• _Exercise_: Transcribe all of the material exactly, except for its pictures.
:: Supplied material
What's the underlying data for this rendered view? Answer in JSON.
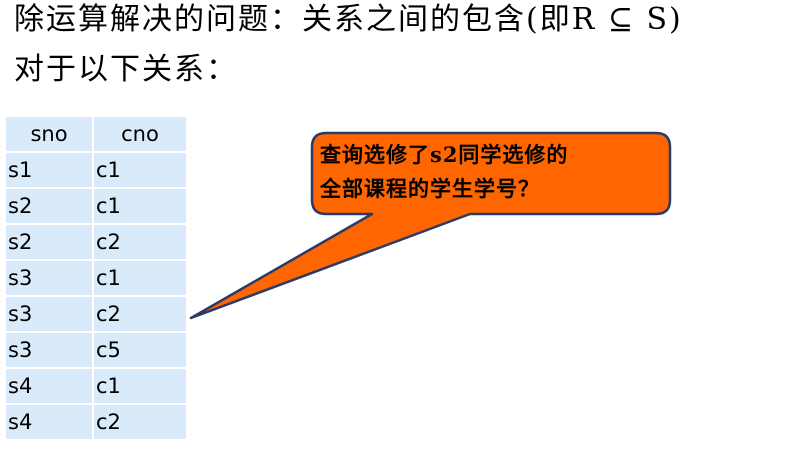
{
  "title": {
    "line1": "除运算解决的问题：关系之间的包含(即R ⊆ S)",
    "line2": "对于以下关系："
  },
  "relation": {
    "headers": [
      "sno",
      "cno"
    ],
    "rows": [
      [
        "s1",
        "c1"
      ],
      [
        "s2",
        "c1"
      ],
      [
        "s2",
        "c2"
      ],
      [
        "s3",
        "c1"
      ],
      [
        "s3",
        "c2"
      ],
      [
        "s3",
        "c5"
      ],
      [
        "s4",
        "c1"
      ],
      [
        "s4",
        "c2"
      ]
    ]
  },
  "callout": {
    "line1": "查询选修了s2同学选修的",
    "line2": "全部课程的学生学号？",
    "fill_color": "#ff6600",
    "border_color": "#2b3a67"
  }
}
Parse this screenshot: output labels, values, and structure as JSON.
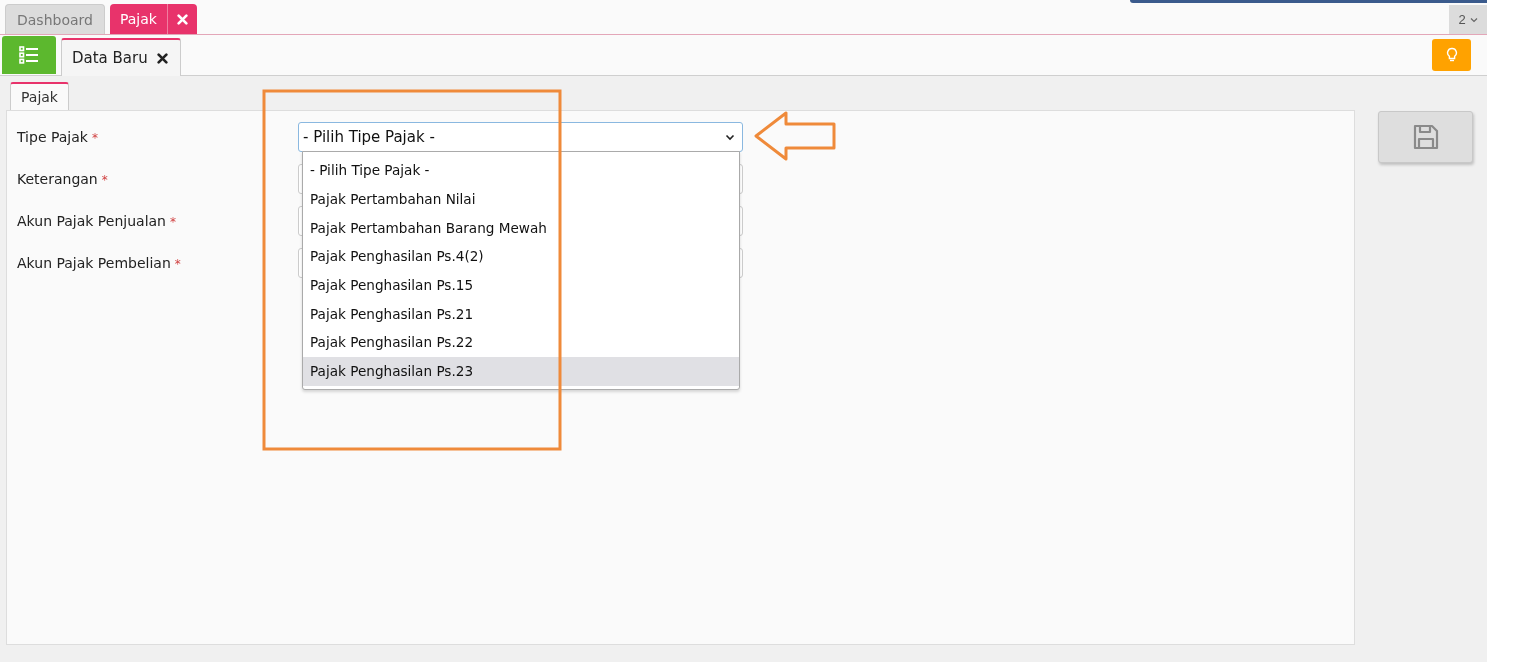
::::
• _Written solution_:
What's the underlying data for this rendered view? Answer in JSON.
{
  "title": {
    "line1": "除运算解决的问题：关系之间的包含(即R ⊆ S)",
    "line2": "对于以下关系："
  },
  "relation": {
    "headers": [
      "sno",
      "cno"
    ],
    "rows": [
      [
        "s1",
        "c1"
      ],
      [
        "s2",
        "c1"
      ],
      [
        "s2",
        "c2"
      ],
      [
        "s3",
        "c1"
      ],
      [
        "s3",
        "c2"
      ],
      [
        "s3",
        "c5"
      ],
      [
        "s4",
        "c1"
      ],
      [
        "s4",
        "c2"
      ]
    ]
  },
  "callout": {
    "line1": "查询选修了s2同学选修的",
    "line2": "全部课程的学生学号？",
    "fill_color": "#ff6600",
    "border_color": "#2b3a67"
  }
}
Parse this screenshot: output labels, values, and structure as JSON.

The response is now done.